Problem details: Copy every line, leaving nothing out and adding nothing.

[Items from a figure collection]
::::::

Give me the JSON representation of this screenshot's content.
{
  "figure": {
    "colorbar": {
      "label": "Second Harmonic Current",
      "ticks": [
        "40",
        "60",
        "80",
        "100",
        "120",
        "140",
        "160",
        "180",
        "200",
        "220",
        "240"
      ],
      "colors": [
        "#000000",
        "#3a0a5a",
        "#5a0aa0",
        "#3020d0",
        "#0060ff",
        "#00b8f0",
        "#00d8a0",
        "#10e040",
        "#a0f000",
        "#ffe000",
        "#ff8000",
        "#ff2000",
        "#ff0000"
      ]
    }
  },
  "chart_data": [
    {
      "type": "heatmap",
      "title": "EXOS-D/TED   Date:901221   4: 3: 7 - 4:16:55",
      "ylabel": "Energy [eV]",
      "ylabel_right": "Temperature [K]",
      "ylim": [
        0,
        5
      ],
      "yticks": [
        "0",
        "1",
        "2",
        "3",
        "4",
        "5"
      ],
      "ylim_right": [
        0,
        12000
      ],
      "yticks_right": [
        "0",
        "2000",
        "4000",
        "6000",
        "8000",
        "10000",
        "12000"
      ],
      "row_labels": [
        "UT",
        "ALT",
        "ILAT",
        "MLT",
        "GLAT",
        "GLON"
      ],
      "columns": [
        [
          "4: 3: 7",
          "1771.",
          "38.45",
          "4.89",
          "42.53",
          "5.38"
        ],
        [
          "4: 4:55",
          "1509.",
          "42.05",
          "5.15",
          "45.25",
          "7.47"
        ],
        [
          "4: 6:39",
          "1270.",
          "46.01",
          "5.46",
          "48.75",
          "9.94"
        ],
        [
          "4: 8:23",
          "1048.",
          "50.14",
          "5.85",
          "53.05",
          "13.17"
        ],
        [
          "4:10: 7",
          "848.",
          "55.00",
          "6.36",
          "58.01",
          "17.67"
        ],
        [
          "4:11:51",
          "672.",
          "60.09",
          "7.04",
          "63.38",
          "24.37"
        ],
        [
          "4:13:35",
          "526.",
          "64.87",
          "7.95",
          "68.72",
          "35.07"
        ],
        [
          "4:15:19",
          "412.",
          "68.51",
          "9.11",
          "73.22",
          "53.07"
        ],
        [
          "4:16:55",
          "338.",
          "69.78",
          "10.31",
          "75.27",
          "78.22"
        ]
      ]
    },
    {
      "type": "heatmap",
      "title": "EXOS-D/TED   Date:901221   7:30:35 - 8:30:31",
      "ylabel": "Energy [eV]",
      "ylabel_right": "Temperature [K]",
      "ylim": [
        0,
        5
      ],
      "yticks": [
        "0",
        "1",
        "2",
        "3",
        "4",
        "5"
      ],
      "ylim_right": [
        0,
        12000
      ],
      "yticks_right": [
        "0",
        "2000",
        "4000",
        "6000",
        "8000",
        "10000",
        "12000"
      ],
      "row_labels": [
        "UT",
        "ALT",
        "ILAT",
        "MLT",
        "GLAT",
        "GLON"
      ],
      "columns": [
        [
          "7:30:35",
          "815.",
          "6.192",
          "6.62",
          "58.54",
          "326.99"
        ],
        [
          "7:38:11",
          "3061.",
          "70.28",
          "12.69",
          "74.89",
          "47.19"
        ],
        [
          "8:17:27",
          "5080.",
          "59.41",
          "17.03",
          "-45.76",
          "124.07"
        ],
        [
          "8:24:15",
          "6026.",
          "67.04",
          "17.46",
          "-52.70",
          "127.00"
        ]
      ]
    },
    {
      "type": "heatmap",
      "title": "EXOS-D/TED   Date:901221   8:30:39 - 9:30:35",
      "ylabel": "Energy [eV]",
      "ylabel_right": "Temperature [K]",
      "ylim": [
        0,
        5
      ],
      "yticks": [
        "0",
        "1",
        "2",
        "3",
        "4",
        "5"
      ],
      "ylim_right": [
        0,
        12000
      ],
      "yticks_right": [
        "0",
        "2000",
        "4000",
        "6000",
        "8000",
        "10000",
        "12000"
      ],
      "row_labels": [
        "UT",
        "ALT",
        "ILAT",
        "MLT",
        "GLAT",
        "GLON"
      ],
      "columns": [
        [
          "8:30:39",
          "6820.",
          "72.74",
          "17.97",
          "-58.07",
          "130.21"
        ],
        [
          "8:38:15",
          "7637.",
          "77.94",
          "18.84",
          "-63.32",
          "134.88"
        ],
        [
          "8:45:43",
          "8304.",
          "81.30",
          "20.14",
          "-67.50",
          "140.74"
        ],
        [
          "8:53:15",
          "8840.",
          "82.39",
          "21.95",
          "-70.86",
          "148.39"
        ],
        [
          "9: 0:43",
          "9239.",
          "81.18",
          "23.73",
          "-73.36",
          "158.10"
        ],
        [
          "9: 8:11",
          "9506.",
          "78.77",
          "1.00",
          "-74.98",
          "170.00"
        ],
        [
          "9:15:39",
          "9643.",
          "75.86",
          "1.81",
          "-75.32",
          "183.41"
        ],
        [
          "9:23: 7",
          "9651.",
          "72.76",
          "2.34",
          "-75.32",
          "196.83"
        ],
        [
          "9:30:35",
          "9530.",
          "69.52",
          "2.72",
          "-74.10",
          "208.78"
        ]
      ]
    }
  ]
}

::::::

Task answer:
Give me the JSON representation of this screenshot's content.
{
  "figure": {
    "colorbar": {
      "label": "Second Harmonic Current",
      "ticks": [
        "40",
        "60",
        "80",
        "100",
        "120",
        "140",
        "160",
        "180",
        "200",
        "220",
        "240"
      ],
      "colors": [
        "#000000",
        "#3a0a5a",
        "#5a0aa0",
        "#3020d0",
        "#0060ff",
        "#00b8f0",
        "#00d8a0",
        "#10e040",
        "#a0f000",
        "#ffe000",
        "#ff8000",
        "#ff2000",
        "#ff0000"
      ]
    }
  },
  "chart_data": [
    {
      "type": "heatmap",
      "title": "EXOS-D/TED   Date:901221   4: 3: 7 - 4:16:55",
      "ylabel": "Energy [eV]",
      "ylabel_right": "Temperature [K]",
      "ylim": [
        0,
        5
      ],
      "yticks": [
        "0",
        "1",
        "2",
        "3",
        "4",
        "5"
      ],
      "ylim_right": [
        0,
        12000
      ],
      "yticks_right": [
        "0",
        "2000",
        "4000",
        "6000",
        "8000",
        "10000",
        "12000"
      ],
      "row_labels": [
        "UT",
        "ALT",
        "ILAT",
        "MLT",
        "GLAT",
        "GLON"
      ],
      "columns": [
        [
          "4: 3: 7",
          "1771.",
          "38.45",
          "4.89",
          "42.53",
          "5.38"
        ],
        [
          "4: 4:55",
          "1509.",
          "42.05",
          "5.15",
          "45.25",
          "7.47"
        ],
        [
          "4: 6:39",
          "1270.",
          "46.01",
          "5.46",
          "48.75",
          "9.94"
        ],
        [
          "4: 8:23",
          "1048.",
          "50.14",
          "5.85",
          "53.05",
          "13.17"
        ],
        [
          "4:10: 7",
          "848.",
          "55.00",
          "6.36",
          "58.01",
          "17.67"
        ],
        [
          "4:11:51",
          "672.",
          "60.09",
          "7.04",
          "63.38",
          "24.37"
        ],
        [
          "4:13:35",
          "526.",
          "64.87",
          "7.95",
          "68.72",
          "35.07"
        ],
        [
          "4:15:19",
          "412.",
          "68.51",
          "9.11",
          "73.22",
          "53.07"
        ],
        [
          "4:16:55",
          "338.",
          "69.78",
          "10.31",
          "75.27",
          "78.22"
        ]
      ]
    },
    {
      "type": "heatmap",
      "title": "EXOS-D/TED   Date:901221   7:30:35 - 8:30:31",
      "ylabel": "Energy [eV]",
      "ylabel_right": "Temperature [K]",
      "ylim": [
        0,
        5
      ],
      "yticks": [
        "0",
        "1",
        "2",
        "3",
        "4",
        "5"
      ],
      "ylim_right": [
        0,
        12000
      ],
      "yticks_right": [
        "0",
        "2000",
        "4000",
        "6000",
        "8000",
        "10000",
        "12000"
      ],
      "row_labels": [
        "UT",
        "ALT",
        "ILAT",
        "MLT",
        "GLAT",
        "GLON"
      ],
      "columns": [
        [
          "7:30:35",
          "815.",
          "6.192",
          "6.62",
          "58.54",
          "326.99"
        ],
        [
          "7:38:11",
          "3061.",
          "70.28",
          "12.69",
          "74.89",
          "47.19"
        ],
        [
          "8:17:27",
          "5080.",
          "59.41",
          "17.03",
          "-45.76",
          "124.07"
        ],
        [
          "8:24:15",
          "6026.",
          "67.04",
          "17.46",
          "-52.70",
          "127.00"
        ]
      ]
    },
    {
      "type": "heatmap",
      "title": "EXOS-D/TED   Date:901221   8:30:39 - 9:30:35",
      "ylabel": "Energy [eV]",
      "ylabel_right": "Temperature [K]",
      "ylim": [
        0,
        5
      ],
      "yticks": [
        "0",
        "1",
        "2",
        "3",
        "4",
        "5"
      ],
      "ylim_right": [
        0,
        12000
      ],
      "yticks_right": [
        "0",
        "2000",
        "4000",
        "6000",
        "8000",
        "10000",
        "12000"
      ],
      "row_labels": [
        "UT",
        "ALT",
        "ILAT",
        "MLT",
        "GLAT",
        "GLON"
      ],
      "columns": [
        [
          "8:30:39",
          "6820.",
          "72.74",
          "17.97",
          "-58.07",
          "130.21"
        ],
        [
          "8:38:15",
          "7637.",
          "77.94",
          "18.84",
          "-63.32",
          "134.88"
        ],
        [
          "8:45:43",
          "8304.",
          "81.30",
          "20.14",
          "-67.50",
          "140.74"
        ],
        [
          "8:53:15",
          "8840.",
          "82.39",
          "21.95",
          "-70.86",
          "148.39"
        ],
        [
          "9: 0:43",
          "9239.",
          "81.18",
          "23.73",
          "-73.36",
          "158.10"
        ],
        [
          "9: 8:11",
          "9506.",
          "78.77",
          "1.00",
          "-74.98",
          "170.00"
        ],
        [
          "9:15:39",
          "9643.",
          "75.86",
          "1.81",
          "-75.32",
          "183.41"
        ],
        [
          "9:23: 7",
          "9651.",
          "72.76",
          "2.34",
          "-75.32",
          "196.83"
        ],
        [
          "9:30:35",
          "9530.",
          "69.52",
          "2.72",
          "-74.10",
          "208.78"
        ]
      ]
    }
  ]
}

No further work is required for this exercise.